- Directions for this task:
Print the passage on farm work and development in Bengal word for word, from "The district units" to "assured the media.".

- Passage to read:
********

FARM WORK TO BE ACCELERATED
Noting specifically the shortcomings in the supply of farm ‘productive collaterals’ like seeds, pesticides and fertilisers, Biman noted a few precise points in this connection. The senior CPI(M) leader noted that supplies often failed to turn up in good time. In the case of seeds and seedlings, errors of choice have turned up again -- and then once again. Citing instances Biman said that to the astonishment and often dismay of the farmer, the seeds purchased proved to produce crops of a variety different from that anticipated.
The district units of the Left Front have been asked to meet and put on motion a wide-ranging political campaign on all the issues. The campaign-movements will take place in seriatim, at the levels of the blocks, the sub-divisions, and the districts, with each tier of movement climaxing with organisation of deputation to the concomitant levels of state administration. The matters touching the people’s peace and security would be placed before the various levels of the police administration at the same time. Rallies would be organised in a lengthy schedule all over Bengal-- on the developmental and people’s security-related issues, Biman Basu assured the media.
DEVELOPMENT OF THE LATERITE ZONE
Biman also dwelled on the issue of development of the western part of Bengal, an issue that the Front leadership had taken up. Earlier, chief minister Buddhadeb Bhattacharjee reported on the recent developments taking place at Lalgarh and adjoining blocks of Midnapore west. The report made it clear that with 30, 000-odd people ejected out of home-and-hearth in the jangal mahals by the aggression of the ‘Maoists,’ the façade has been ripped away and the real anti-people face of the marauders exposed in the pitiless light of facts, hard facts. The forcible push forward of the innocent women and children to form human barricades to daunt the security forces has been another example of the barbarity perpetrated by the ‘Maoists’ and their allies, the Trinamul Congress.
LF leadership focussed on the need to speed up development further in the laterite zone of Bengal where most of the poor villages of the state are located. The majority of the Gram Panchayats and the Panchayat Samities of the blocks affected with ‘Maoist’ depredations, e.g., Binpur I and Binpur II, are controlled for some time now by an ally of the ‘Maoists,’ the Jharkhandis. The decentralised plans and programmes were deliberately not implemented in these blocks by the forces of division.

********

- Data excerpt:
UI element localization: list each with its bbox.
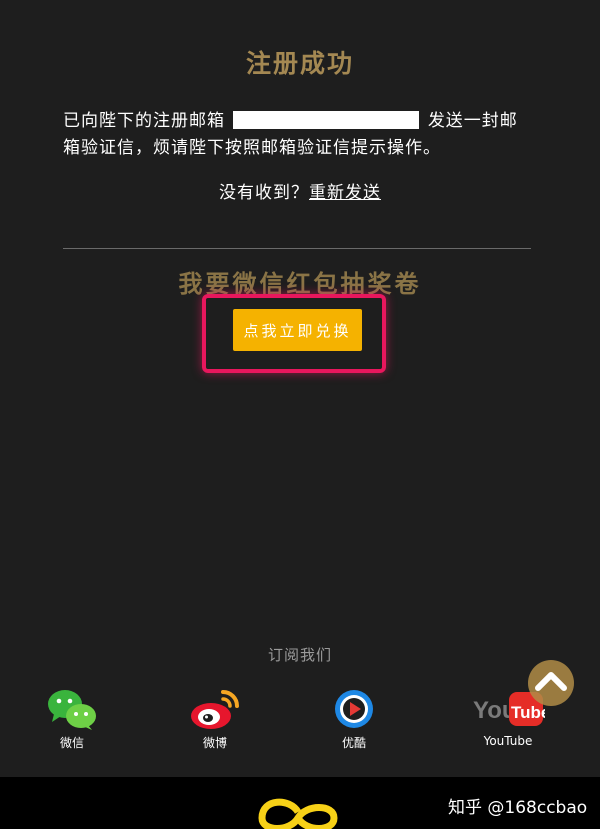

********

- Worked answer:
The district units of the Left Front have been asked to meet and put on motion a wide-ranging political campaign on all the issues. The campaign-movements will take place in seriatim, at the levels of the blocks, the sub-divisions, and the districts, with each tier of movement climaxing with organisation of deputation to the concomitant levels of state administration. The matters touching the people’s peace and security would be placed before the various levels of the police administration at the same time. Rallies would be organised in a lengthy schedule all over Bengal-- on the developmental and people’s security-related issues, Biman Basu assured the media.